Copy out every line of the records where the string "text" occurs.

---

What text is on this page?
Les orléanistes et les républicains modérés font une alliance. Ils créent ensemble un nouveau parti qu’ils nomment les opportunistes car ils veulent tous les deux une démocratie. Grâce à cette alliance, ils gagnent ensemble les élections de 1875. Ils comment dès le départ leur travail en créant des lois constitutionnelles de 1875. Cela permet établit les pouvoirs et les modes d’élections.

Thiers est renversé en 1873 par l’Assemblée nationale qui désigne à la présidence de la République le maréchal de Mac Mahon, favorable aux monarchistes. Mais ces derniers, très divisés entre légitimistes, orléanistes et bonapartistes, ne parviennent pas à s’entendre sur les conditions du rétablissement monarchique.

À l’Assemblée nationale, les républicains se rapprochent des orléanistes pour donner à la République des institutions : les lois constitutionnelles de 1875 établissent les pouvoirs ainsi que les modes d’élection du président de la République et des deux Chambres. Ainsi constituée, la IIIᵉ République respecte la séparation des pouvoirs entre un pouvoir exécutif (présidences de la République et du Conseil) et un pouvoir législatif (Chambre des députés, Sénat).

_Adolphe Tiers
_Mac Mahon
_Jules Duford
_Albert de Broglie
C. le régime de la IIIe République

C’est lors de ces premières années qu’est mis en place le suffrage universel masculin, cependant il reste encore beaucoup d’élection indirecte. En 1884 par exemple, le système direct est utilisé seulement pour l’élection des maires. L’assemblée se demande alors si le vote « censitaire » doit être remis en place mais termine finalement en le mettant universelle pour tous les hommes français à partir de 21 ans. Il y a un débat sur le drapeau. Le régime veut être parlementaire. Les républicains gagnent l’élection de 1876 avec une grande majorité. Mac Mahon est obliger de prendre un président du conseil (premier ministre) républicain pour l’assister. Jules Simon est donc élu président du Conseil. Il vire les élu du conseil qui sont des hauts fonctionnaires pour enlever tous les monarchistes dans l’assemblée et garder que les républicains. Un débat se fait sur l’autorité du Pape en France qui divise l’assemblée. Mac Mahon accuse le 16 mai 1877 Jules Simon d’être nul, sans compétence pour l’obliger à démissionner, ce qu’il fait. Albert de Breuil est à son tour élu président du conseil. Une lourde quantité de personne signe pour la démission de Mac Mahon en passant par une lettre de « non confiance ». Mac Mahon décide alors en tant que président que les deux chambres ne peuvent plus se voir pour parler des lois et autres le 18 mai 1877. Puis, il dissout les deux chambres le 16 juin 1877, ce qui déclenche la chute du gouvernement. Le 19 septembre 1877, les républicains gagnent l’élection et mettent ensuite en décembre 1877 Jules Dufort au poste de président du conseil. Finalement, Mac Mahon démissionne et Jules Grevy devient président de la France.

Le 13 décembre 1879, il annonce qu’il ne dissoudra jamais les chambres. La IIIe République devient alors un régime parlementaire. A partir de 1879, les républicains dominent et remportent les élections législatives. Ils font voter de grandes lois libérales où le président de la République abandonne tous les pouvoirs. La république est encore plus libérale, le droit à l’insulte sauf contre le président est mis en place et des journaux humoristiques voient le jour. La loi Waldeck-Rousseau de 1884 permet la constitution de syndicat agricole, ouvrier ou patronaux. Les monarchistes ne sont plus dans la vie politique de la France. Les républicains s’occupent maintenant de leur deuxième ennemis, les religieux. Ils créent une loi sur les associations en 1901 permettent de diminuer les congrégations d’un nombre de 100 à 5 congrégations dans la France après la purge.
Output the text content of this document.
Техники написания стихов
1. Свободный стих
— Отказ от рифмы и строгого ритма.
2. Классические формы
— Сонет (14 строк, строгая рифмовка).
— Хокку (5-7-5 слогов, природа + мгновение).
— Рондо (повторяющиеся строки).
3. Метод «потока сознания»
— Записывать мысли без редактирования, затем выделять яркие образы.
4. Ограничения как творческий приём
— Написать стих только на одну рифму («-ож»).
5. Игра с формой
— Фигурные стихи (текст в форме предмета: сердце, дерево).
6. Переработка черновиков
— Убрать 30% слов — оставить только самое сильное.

---

*PROBLEM SOLUTION:*
What text is on this page?
Output the text content of this document.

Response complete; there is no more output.